* START *

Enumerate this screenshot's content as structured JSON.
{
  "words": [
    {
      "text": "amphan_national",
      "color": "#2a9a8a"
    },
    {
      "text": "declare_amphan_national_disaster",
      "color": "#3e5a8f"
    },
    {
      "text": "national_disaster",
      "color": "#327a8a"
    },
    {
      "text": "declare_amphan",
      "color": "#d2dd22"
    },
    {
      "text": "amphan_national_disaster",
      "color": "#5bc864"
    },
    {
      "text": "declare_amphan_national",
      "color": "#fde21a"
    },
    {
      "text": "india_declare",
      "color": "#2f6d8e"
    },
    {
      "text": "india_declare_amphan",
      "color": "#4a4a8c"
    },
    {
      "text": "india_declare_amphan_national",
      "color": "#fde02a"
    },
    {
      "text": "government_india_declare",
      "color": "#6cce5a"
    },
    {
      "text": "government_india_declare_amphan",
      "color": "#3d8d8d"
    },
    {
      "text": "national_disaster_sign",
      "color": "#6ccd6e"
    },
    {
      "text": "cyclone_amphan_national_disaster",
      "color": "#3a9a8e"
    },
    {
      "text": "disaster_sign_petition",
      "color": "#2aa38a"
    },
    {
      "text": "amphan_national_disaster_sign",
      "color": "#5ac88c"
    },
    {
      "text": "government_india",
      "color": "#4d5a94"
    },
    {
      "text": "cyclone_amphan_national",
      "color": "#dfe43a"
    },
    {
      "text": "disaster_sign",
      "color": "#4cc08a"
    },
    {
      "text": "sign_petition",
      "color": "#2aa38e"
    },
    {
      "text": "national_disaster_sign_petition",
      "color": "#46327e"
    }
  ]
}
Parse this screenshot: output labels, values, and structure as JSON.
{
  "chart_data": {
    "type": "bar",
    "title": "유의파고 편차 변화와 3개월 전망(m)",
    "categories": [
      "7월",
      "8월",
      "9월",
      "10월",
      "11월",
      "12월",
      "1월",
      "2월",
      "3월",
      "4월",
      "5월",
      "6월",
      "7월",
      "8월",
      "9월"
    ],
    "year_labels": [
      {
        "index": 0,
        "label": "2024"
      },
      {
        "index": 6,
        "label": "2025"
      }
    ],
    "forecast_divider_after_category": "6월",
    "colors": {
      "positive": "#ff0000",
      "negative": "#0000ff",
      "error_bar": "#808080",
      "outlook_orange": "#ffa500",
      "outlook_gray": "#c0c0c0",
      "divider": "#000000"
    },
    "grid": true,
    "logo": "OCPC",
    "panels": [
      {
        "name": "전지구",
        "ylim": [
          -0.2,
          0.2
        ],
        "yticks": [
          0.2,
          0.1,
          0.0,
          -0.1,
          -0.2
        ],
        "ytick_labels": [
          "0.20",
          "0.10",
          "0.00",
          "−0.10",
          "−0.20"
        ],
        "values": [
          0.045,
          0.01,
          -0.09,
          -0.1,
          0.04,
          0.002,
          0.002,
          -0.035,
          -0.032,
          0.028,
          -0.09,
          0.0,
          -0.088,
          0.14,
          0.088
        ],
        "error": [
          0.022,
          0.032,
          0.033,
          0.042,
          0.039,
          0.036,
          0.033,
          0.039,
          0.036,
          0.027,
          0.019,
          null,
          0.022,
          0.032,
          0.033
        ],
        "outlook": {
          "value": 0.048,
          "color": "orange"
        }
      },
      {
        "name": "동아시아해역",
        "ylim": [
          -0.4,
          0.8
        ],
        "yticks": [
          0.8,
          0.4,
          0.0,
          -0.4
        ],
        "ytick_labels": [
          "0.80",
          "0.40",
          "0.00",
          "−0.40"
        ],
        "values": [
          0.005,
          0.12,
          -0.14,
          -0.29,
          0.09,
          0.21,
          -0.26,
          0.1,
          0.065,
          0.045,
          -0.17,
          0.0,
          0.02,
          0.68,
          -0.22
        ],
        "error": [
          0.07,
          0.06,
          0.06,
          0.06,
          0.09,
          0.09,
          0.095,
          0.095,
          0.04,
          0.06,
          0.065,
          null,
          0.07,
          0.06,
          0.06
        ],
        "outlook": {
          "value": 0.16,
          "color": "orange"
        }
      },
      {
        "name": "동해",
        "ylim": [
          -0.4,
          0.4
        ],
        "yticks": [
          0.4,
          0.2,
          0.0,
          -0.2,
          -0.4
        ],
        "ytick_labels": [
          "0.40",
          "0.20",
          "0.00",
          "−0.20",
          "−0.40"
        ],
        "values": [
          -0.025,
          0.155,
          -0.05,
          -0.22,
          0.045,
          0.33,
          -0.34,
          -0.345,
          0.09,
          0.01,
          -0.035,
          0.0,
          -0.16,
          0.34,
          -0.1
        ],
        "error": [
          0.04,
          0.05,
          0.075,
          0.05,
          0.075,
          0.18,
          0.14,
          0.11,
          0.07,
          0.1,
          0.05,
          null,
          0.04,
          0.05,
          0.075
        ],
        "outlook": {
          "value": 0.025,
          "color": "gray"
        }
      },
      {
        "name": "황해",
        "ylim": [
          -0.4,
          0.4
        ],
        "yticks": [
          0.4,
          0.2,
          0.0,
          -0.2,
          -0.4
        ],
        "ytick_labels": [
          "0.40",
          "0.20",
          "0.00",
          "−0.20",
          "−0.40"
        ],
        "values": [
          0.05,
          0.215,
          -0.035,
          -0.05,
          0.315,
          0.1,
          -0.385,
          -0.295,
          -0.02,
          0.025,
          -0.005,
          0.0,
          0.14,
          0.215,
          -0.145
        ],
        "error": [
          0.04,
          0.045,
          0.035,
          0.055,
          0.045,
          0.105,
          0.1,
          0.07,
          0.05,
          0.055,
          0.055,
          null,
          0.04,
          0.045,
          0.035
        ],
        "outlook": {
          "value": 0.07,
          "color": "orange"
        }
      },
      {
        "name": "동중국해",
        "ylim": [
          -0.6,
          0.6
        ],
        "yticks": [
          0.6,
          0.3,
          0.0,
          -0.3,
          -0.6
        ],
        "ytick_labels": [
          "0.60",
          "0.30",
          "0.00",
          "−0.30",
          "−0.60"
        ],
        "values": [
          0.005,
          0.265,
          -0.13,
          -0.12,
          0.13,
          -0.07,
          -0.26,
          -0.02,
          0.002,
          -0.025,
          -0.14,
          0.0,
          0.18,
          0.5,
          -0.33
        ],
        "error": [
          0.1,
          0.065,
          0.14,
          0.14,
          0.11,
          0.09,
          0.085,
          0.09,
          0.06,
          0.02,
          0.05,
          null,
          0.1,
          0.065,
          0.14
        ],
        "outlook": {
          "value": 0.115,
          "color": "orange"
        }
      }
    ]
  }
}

* END *

Each line that holds the word "this" should be extracted from the records.

◆ Reply
Enumerate this screenshot's content as structured JSON.
Parse this screenshot: output labels, values, and structure as JSON.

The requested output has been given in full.